(Lines of data)
::::

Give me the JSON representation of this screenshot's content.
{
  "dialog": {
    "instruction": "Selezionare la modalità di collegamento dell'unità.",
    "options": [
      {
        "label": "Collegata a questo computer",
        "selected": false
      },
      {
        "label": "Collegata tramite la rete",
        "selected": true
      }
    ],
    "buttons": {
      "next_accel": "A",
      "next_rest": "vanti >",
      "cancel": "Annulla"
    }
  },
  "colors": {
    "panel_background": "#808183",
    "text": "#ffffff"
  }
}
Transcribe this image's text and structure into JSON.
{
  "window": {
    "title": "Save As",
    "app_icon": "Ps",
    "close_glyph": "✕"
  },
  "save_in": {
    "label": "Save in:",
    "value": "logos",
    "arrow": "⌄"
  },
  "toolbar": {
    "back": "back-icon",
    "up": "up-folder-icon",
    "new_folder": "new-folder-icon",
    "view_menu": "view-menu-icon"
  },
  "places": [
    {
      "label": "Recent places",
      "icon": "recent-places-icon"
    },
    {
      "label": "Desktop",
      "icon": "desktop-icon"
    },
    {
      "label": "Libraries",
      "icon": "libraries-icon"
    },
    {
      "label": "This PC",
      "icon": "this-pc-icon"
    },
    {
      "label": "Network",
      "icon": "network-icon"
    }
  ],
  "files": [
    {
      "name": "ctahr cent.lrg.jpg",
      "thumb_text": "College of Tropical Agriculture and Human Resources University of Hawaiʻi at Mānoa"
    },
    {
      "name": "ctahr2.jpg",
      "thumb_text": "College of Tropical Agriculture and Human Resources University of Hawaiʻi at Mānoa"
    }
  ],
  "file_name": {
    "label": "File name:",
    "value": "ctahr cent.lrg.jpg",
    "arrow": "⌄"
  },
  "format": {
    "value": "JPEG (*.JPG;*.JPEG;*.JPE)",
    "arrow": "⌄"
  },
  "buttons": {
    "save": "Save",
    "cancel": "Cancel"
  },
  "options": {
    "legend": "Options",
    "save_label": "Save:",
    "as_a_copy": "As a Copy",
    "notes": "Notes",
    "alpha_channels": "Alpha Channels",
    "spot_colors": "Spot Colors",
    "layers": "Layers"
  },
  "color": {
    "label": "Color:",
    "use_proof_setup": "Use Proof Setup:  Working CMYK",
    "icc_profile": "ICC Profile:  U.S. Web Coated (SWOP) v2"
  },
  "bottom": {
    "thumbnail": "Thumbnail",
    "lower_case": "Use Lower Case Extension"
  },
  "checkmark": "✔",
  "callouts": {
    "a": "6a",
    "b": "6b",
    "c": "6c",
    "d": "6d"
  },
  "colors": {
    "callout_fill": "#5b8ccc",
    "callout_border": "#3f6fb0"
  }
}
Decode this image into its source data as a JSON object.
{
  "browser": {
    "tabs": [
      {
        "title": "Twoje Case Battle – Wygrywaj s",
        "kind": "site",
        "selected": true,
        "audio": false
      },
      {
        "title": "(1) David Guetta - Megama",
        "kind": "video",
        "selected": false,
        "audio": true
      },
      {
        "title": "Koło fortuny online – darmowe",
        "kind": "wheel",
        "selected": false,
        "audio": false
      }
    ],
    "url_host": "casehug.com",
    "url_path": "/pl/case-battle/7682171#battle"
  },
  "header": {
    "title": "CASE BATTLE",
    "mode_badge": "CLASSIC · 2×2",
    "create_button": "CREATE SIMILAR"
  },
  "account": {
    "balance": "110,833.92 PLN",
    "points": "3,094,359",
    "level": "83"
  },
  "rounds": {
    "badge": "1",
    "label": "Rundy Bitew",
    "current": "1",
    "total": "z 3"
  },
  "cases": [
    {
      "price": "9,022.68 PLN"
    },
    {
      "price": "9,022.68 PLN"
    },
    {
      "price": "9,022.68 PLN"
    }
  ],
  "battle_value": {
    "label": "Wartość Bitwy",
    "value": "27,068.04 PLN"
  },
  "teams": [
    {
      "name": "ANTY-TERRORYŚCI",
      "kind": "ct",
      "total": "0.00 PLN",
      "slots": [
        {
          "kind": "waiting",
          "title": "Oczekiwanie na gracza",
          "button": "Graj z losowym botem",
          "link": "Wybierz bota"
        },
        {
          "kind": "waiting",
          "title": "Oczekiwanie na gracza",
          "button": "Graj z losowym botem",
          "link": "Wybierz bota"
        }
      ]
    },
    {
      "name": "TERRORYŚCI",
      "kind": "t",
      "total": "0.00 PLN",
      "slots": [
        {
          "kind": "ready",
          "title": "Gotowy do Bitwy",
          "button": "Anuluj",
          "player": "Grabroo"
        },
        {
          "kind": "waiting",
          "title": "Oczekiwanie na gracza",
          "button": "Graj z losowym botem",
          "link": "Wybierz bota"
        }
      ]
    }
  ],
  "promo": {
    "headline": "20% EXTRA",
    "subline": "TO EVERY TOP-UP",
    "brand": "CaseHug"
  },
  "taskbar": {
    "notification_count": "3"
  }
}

::::

Aim: Isolate the lines that hold the word "places" and copy all of them.

Response to the task:
  "places": [
      "label": "Recent places",
      "icon": "recent-places-icon"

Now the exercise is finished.